Your instructions: Single out each line with the word "called" and copy it.

Stored records:

/---

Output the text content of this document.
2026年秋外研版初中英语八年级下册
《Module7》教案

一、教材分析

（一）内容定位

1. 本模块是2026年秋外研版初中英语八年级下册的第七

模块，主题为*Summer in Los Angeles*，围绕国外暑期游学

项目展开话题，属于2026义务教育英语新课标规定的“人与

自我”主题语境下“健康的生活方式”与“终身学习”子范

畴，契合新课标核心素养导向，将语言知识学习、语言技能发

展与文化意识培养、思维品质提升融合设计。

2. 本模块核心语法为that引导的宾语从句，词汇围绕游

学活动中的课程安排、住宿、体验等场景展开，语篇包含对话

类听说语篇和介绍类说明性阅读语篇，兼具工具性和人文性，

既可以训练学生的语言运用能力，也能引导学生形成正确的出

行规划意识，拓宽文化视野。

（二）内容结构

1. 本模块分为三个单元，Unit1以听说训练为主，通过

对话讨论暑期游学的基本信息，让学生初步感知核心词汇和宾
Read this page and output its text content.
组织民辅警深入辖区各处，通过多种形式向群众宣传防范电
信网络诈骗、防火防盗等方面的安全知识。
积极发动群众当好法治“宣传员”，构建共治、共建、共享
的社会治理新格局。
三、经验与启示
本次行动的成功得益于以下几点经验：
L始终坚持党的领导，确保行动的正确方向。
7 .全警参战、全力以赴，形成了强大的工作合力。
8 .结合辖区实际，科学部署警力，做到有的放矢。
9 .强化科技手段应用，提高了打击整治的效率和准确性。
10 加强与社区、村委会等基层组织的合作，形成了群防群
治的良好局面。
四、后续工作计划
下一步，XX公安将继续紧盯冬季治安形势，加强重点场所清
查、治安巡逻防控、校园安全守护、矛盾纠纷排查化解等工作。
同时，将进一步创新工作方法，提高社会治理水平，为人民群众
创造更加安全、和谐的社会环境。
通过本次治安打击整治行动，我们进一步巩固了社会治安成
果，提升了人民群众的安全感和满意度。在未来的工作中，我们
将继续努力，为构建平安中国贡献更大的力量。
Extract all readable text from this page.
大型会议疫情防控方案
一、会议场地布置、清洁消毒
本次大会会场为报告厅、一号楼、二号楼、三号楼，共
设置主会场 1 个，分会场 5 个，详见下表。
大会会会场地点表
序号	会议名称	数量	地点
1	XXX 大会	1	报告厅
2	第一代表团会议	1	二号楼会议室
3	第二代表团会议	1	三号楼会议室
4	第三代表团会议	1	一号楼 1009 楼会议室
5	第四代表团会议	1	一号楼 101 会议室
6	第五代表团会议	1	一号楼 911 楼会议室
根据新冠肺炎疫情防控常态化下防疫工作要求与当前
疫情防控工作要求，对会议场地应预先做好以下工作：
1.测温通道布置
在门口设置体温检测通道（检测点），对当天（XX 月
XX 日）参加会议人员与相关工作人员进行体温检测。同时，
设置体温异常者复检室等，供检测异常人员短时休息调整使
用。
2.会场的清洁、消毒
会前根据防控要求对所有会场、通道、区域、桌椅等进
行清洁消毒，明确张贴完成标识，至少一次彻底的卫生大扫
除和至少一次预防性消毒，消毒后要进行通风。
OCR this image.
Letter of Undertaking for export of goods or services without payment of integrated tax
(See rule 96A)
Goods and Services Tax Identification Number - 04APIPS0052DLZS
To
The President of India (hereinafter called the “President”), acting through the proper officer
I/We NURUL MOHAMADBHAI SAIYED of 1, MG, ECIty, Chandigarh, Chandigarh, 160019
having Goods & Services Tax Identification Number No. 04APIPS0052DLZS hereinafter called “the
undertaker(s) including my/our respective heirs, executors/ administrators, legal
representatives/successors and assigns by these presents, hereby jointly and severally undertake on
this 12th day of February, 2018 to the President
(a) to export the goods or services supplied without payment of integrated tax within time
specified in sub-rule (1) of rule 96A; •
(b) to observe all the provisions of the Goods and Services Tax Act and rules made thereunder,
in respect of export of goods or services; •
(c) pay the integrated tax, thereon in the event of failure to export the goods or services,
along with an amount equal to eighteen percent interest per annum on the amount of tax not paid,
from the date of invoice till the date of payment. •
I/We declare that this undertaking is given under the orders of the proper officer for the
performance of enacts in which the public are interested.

\---

Solution to this exercise:
The President of India (hereinafter called the “President”), acting through the proper officer
having Goods & Services Tax Identification Number No. 04APIPS0052DLZS hereinafter called “the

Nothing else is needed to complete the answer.